[Figure data in JSON]
......

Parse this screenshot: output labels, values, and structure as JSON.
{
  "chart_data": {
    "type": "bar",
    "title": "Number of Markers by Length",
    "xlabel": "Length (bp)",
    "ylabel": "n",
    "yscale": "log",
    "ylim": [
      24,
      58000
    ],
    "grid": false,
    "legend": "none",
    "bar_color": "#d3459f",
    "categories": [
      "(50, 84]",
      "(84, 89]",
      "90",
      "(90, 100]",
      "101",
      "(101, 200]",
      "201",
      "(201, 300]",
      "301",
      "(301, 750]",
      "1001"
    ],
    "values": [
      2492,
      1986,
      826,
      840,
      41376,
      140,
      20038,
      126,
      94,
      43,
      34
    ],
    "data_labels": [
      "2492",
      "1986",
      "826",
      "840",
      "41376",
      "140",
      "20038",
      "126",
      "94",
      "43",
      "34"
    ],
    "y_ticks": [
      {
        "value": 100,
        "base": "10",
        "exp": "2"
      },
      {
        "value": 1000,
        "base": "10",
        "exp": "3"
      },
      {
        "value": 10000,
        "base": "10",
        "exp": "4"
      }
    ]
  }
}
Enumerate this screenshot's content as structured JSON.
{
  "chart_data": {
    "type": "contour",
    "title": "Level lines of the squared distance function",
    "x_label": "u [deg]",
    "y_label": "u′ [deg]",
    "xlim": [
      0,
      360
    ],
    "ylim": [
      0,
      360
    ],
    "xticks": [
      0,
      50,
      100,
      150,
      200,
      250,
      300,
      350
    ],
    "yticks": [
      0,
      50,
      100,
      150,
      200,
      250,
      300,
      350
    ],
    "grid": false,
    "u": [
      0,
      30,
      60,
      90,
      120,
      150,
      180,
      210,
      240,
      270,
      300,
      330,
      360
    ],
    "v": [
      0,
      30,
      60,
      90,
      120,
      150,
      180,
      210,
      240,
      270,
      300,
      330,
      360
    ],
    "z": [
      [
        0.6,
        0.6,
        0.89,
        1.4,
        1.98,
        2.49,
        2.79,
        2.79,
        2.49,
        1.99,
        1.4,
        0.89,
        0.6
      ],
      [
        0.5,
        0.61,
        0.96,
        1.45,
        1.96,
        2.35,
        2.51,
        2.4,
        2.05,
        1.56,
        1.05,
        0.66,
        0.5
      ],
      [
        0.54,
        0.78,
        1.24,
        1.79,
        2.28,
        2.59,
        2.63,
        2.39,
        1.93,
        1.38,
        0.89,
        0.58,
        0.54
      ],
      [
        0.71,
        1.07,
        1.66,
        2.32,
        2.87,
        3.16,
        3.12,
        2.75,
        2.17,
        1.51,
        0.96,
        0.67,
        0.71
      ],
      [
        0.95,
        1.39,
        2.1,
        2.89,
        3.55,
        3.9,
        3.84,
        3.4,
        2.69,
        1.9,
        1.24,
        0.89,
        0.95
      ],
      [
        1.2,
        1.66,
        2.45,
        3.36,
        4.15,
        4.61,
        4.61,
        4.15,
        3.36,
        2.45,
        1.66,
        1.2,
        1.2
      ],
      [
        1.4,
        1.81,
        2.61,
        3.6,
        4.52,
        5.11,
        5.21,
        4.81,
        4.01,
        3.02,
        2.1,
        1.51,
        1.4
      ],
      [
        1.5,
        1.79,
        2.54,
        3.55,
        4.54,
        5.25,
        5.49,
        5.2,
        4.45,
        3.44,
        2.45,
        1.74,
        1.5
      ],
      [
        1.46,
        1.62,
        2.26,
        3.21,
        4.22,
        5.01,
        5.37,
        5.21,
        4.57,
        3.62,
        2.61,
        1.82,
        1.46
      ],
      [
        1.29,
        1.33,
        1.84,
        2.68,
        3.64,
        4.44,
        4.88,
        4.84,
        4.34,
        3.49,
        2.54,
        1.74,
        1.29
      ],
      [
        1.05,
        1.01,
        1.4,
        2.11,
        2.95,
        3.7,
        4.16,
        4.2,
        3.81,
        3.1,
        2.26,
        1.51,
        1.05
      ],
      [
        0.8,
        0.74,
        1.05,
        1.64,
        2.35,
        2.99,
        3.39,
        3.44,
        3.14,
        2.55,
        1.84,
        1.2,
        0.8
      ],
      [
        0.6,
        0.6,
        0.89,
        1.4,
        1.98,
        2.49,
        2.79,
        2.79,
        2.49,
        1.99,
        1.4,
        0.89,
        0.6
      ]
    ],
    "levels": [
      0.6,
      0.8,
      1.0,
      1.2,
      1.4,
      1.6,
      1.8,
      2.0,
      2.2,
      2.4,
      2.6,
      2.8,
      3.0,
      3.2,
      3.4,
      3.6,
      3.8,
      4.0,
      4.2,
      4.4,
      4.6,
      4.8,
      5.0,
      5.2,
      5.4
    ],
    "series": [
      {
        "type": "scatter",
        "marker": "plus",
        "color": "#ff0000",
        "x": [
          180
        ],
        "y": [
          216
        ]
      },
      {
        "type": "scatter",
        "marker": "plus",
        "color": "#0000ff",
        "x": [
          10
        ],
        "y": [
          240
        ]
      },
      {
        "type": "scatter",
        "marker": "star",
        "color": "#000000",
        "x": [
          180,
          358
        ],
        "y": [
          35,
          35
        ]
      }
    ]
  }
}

......

### Objective
Reproduce each entry word for word.

### Response to this task
Parse this screenshot: output labels, values, and structure as JSON.
{
  "chart_data": {
    "type": "bar",
    "title": "Number of Markers by Length",
    "xlabel": "Length (bp)",
    "ylabel": "n",
    "yscale": "log",
    "ylim": [
      24,
      58000
    ],
    "grid": false,
    "legend": "none",
    "bar_color": "#d3459f",
    "categories": [
      "(50, 84]",
      "(84, 89]",
      "90",
      "(90, 100]",
      "101",
      "(101, 200]",
      "201",
      "(201, 300]",
      "301",
      "(301, 750]",
      "1001"
    ],
    "values": [
      2492,
      1986,
      826,
      840,
      41376,
      140,
      20038,
      126,
      94,
      43,
      34
    ],
    "data_labels": [
      "2492",
      "1986",
      "826",
      "840",
      "41376",
      "140",
      "20038",
      "126",
      "94",
      "43",
      "34"
    ],
    "y_ticks": [
      {
        "value": 100,
        "base": "10",
        "exp": "2"
      },
      {
        "value": 1000,
        "base": "10",
        "exp": "3"
      },
      {
        "value": 10000,
        "base": "10",
        "exp": "4"
      }
    ]
  }
}
Enumerate this screenshot's content as structured JSON.
{
  "chart_data": {
    "type": "contour",
    "title": "Level lines of the squared distance function",
    "x_label": "u [deg]",
    "y_label": "u′ [deg]",
    "xlim": [
      0,
      360
    ],
    "ylim": [
      0,
      360
    ],
    "xticks": [
      0,
      50,
      100,
      150,
      200,
      250,
      300,
      350
    ],
    "yticks": [
      0,
      50,
      100,
      150,
      200,
      250,
      300,
      350
    ],
    "grid": false,
    "u": [
      0,
      30,
      60,
      90,
      120,
      150,
      180,
      210,
      240,
      270,
      300,
      330,
      360
    ],
    "v": [
      0,
      30,
      60,
      90,
      120,
      150,
      180,
      210,
      240,
      270,
      300,
      330,
      360
    ],
    "z": [
      [
        0.6,
        0.6,
        0.89,
        1.4,
        1.98,
        2.49,
        2.79,
        2.79,
        2.49,
        1.99,
        1.4,
        0.89,
        0.6
      ],
      [
        0.5,
        0.61,
        0.96,
        1.45,
        1.96,
        2.35,
        2.51,
        2.4,
        2.05,
        1.56,
        1.05,
        0.66,
        0.5
      ],
      [
        0.54,
        0.78,
        1.24,
        1.79,
        2.28,
        2.59,
        2.63,
        2.39,
        1.93,
        1.38,
        0.89,
        0.58,
        0.54
      ],
      [
        0.71,
        1.07,
        1.66,
        2.32,
        2.87,
        3.16,
        3.12,
        2.75,
        2.17,
        1.51,
        0.96,
        0.67,
        0.71
      ],
      [
        0.95,
        1.39,
        2.1,
        2.89,
        3.55,
        3.9,
        3.84,
        3.4,
        2.69,
        1.9,
        1.24,
        0.89,
        0.95
      ],
      [
        1.2,
        1.66,
        2.45,
        3.36,
        4.15,
        4.61,
        4.61,
        4.15,
        3.36,
        2.45,
        1.66,
        1.2,
        1.2
      ],
      [
        1.4,
        1.81,
        2.61,
        3.6,
        4.52,
        5.11,
        5.21,
        4.81,
        4.01,
        3.02,
        2.1,
        1.51,
        1.4
      ],
      [
        1.5,
        1.79,
        2.54,
        3.55,
        4.54,
        5.25,
        5.49,
        5.2,
        4.45,
        3.44,
        2.45,
        1.74,
        1.5
      ],
      [
        1.46,
        1.62,
        2.26,
        3.21,
        4.22,
        5.01,
        5.37,
        5.21,
        4.57,
        3.62,
        2.61,
        1.82,
        1.46
      ],
      [
        1.29,
        1.33,
        1.84,
        2.68,
        3.64,
        4.44,
        4.88,
        4.84,
        4.34,
        3.49,
        2.54,
        1.74,
        1.29
      ],
      [
        1.05,
        1.01,
        1.4,
        2.11,
        2.95,
        3.7,
        4.16,
        4.2,
        3.81,
        3.1,
        2.26,
        1.51,
        1.05
      ],
      [
        0.8,
        0.74,
        1.05,
        1.64,
        2.35,
        2.99,
        3.39,
        3.44,
        3.14,
        2.55,
        1.84,
        1.2,
        0.8
      ],
      [
        0.6,
        0.6,
        0.89,
        1.4,
        1.98,
        2.49,
        2.79,
        2.79,
        2.49,
        1.99,
        1.4,
        0.89,
        0.6
      ]
    ],
    "levels": [
      0.6,
      0.8,
      1.0,
      1.2,
      1.4,
      1.6,
      1.8,
      2.0,
      2.2,
      2.4,
      2.6,
      2.8,
      3.0,
      3.2,
      3.4,
      3.6,
      3.8,
      4.0,
      4.2,
      4.4,
      4.6,
      4.8,
      5.0,
      5.2,
      5.4
    ],
    "series": [
      {
        "type": "scatter",
        "marker": "plus",
        "color": "#ff0000",
        "x": [
          180
        ],
        "y": [
          216
        ]
      },
      {
        "type": "scatter",
        "marker": "plus",
        "color": "#0000ff",
        "x": [
          10
        ],
        "y": [
          240
        ]
      },
      {
        "type": "scatter",
        "marker": "star",
        "color": "#000000",
        "x": [
          180,
          358
        ],
        "y": [
          35,
          35
        ]
      }
    ]
  }
}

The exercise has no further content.